SHORT PROBLEM. Copy out each line in the material below that has the word "into".

ENTRIES SHOWN.
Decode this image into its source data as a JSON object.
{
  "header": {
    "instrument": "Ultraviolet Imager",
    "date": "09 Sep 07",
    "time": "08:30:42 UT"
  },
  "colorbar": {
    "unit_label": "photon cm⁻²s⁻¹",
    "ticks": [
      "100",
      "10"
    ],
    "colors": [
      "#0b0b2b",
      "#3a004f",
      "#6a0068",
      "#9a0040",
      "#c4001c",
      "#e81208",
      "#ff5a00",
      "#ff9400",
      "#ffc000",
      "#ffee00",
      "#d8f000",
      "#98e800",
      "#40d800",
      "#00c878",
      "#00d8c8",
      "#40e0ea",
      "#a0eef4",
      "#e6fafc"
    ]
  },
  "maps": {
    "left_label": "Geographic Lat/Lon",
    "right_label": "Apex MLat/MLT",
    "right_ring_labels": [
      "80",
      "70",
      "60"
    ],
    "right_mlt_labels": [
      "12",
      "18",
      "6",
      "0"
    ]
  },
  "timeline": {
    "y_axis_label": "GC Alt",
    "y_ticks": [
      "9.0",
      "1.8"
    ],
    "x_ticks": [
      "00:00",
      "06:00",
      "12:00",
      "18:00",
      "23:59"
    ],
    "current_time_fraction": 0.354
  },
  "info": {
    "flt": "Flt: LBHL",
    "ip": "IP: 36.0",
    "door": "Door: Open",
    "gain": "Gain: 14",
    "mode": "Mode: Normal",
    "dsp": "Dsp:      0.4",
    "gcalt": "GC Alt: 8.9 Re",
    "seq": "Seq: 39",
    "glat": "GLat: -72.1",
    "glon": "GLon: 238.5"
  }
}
* * *
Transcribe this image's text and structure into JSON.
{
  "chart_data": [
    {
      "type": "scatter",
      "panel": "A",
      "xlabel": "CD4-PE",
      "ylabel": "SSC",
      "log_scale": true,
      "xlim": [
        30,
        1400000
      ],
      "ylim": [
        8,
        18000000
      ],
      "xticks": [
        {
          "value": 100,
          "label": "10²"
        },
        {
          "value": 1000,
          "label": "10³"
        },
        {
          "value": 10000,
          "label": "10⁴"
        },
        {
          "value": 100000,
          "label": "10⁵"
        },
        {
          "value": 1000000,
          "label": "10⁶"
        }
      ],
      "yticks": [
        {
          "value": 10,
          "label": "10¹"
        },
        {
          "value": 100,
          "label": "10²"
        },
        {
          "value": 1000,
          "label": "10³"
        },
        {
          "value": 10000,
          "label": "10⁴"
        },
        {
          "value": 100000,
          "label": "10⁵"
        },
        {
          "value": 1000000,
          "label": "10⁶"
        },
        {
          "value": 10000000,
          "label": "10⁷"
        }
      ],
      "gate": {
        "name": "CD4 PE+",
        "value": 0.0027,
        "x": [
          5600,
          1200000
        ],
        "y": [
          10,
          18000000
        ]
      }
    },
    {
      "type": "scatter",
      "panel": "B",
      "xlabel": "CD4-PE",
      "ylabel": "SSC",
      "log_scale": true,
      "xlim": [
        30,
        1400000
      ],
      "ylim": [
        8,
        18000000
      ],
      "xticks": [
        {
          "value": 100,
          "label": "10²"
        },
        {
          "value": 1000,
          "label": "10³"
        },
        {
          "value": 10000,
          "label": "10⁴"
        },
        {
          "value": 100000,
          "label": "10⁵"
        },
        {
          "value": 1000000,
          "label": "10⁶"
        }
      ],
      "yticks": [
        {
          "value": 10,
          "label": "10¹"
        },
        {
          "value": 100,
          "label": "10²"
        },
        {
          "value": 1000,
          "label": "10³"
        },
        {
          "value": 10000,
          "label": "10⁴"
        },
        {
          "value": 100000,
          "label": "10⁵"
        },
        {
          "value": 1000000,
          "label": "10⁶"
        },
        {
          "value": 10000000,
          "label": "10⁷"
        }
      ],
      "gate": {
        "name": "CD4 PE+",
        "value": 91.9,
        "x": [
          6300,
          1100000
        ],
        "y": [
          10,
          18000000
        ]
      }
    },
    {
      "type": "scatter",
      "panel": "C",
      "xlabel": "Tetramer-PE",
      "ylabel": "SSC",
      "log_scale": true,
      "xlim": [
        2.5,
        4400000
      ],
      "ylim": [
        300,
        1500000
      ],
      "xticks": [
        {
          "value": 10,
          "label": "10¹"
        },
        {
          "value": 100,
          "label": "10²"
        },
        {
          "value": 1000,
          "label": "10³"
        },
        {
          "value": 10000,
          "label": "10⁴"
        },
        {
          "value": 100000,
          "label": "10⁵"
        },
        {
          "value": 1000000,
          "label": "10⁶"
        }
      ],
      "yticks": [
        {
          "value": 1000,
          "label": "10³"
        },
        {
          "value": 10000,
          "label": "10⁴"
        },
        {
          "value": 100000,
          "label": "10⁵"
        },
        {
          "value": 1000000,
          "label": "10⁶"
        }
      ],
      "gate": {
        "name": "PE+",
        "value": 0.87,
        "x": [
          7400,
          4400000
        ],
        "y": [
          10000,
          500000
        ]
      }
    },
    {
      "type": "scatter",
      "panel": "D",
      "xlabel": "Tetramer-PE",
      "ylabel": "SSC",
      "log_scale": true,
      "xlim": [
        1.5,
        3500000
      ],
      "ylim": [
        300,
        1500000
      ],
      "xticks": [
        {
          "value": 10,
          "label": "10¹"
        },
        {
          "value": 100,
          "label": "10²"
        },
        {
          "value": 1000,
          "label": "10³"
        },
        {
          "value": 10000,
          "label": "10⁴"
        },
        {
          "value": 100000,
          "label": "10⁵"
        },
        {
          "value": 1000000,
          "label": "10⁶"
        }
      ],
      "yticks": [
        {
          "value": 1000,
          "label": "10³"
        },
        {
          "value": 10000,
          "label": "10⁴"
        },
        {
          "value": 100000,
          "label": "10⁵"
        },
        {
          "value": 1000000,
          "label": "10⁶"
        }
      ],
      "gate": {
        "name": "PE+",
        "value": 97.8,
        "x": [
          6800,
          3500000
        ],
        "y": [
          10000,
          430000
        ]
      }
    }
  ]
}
* * *
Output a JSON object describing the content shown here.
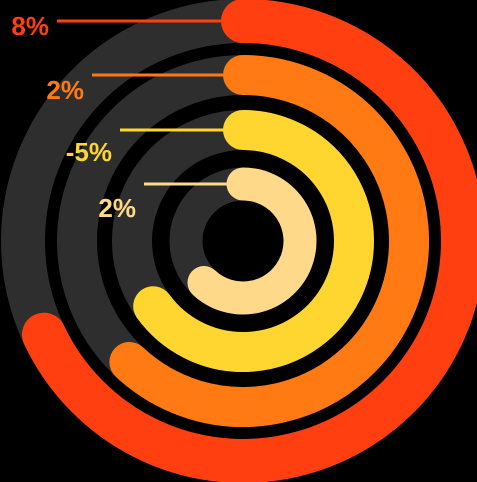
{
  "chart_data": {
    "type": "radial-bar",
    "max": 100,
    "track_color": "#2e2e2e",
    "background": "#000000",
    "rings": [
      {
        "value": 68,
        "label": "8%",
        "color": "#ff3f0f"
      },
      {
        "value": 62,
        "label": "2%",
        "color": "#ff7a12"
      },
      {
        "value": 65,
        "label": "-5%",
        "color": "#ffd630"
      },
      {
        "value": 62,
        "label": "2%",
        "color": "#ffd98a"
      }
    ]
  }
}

WRITTEN SOLUTION.
Decode this image into its source data as a JSON object.
Transcribe this image's text and structure into JSON.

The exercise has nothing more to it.